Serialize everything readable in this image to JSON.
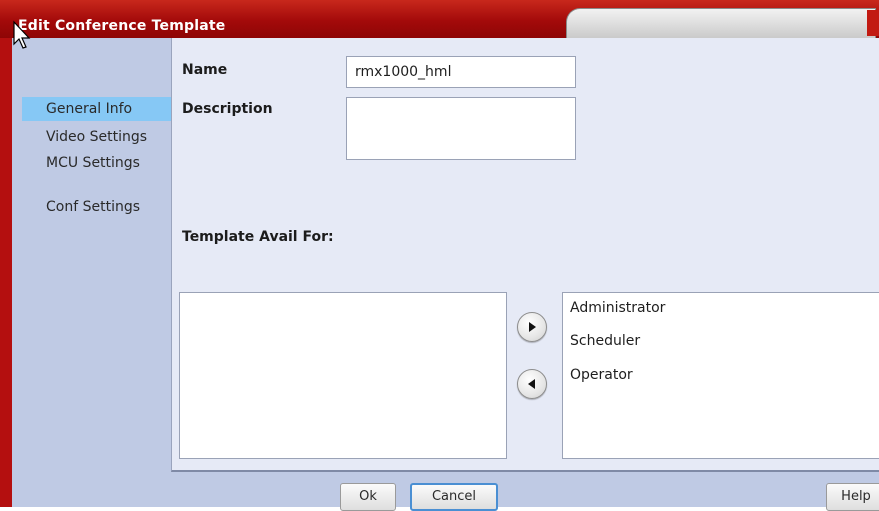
{
  "window": {
    "title": "Edit Conference Template"
  },
  "sidebar": {
    "items": [
      {
        "label": "General Info",
        "active": true
      },
      {
        "label": "Video Settings",
        "active": false
      },
      {
        "label": "MCU Settings",
        "active": false
      },
      {
        "label": "Conf Settings",
        "active": false
      }
    ]
  },
  "form": {
    "name_label": "Name",
    "name_value": "rmx1000_hml",
    "description_label": "Description",
    "description_value": "",
    "avail_label": "Template Avail For:"
  },
  "available_list": {
    "items": []
  },
  "selected_list": {
    "items": [
      "Administrator",
      "Scheduler",
      "Operator"
    ]
  },
  "icons": {
    "move_right": "arrow-right-icon",
    "move_left": "arrow-left-icon",
    "cursor": "mouse-pointer-icon"
  },
  "buttons": {
    "ok": "Ok",
    "cancel": "Cancel",
    "help": "Help"
  },
  "colors": {
    "titlebar": "#a30a0a",
    "sidebar": "#bfcae4",
    "active_nav": "#86c8f5",
    "content_bg": "#e6eaf6",
    "focus_border": "#4a8fd3"
  }
}
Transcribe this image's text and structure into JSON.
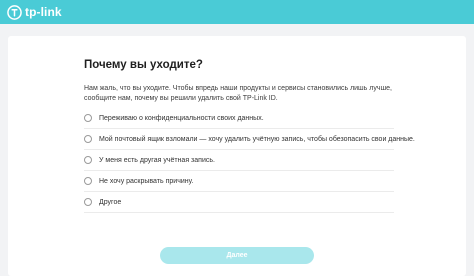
{
  "brand": {
    "name": "tp-link",
    "color": "#4acbd6"
  },
  "page": {
    "title": "Почему вы уходите?",
    "description": "Нам жаль, что вы уходите. Чтобы впредь наши продукты и сервисы становились лишь лучше, сообщите нам, почему вы решили удалить свой TP-Link ID.",
    "options": [
      {
        "label": "Переживаю о конфиденциальности своих данных."
      },
      {
        "label": "Мой почтовый ящик взломали — хочу удалить учётную запись, чтобы обезопасить свои данные."
      },
      {
        "label": "У меня есть другая учётная запись."
      },
      {
        "label": "Не хочу раскрывать причину."
      },
      {
        "label": "Другое"
      }
    ],
    "submit_label": "Далее"
  }
}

★ ★ ★ ★ ★

> **The exercise**:
Write out each entry exactly as given, but skip the pictures.

> **Exercise answer**:
Serialize everything readable in this image to JSON.
{
  "window": {
    "title": "Edit Conference Template"
  },
  "sidebar": {
    "items": [
      {
        "label": "General Info",
        "active": true
      },
      {
        "label": "Video Settings",
        "active": false
      },
      {
        "label": "MCU Settings",
        "active": false
      },
      {
        "label": "Conf Settings",
        "active": false
      }
    ]
  },
  "form": {
    "name_label": "Name",
    "name_value": "rmx1000_hml",
    "description_label": "Description",
    "description_value": "",
    "avail_label": "Template Avail For:"
  },
  "available_list": {
    "items": []
  },
  "selected_list": {
    "items": [
      "Administrator",
      "Scheduler",
      "Operator"
    ]
  },
  "icons": {
    "move_right": "arrow-right-icon",
    "move_left": "arrow-left-icon",
    "cursor": "mouse-pointer-icon"
  },
  "buttons": {
    "ok": "Ok",
    "cancel": "Cancel",
    "help": "Help"
  },
  "colors": {
    "titlebar": "#a30a0a",
    "sidebar": "#bfcae4",
    "active_nav": "#86c8f5",
    "content_bg": "#e6eaf6",
    "focus_border": "#4a8fd3"
  }
}
Transcribe this image's text and structure into JSON.
{
  "brand": {
    "name": "tp-link",
    "color": "#4acbd6"
  },
  "page": {
    "title": "Почему вы уходите?",
    "description": "Нам жаль, что вы уходите. Чтобы впредь наши продукты и сервисы становились лишь лучше, сообщите нам, почему вы решили удалить свой TP-Link ID.",
    "options": [
      {
        "label": "Переживаю о конфиденциальности своих данных."
      },
      {
        "label": "Мой почтовый ящик взломали — хочу удалить учётную запись, чтобы обезопасить свои данные."
      },
      {
        "label": "У меня есть другая учётная запись."
      },
      {
        "label": "Не хочу раскрывать причину."
      },
      {
        "label": "Другое"
      }
    ],
    "submit_label": "Далее"
  }
}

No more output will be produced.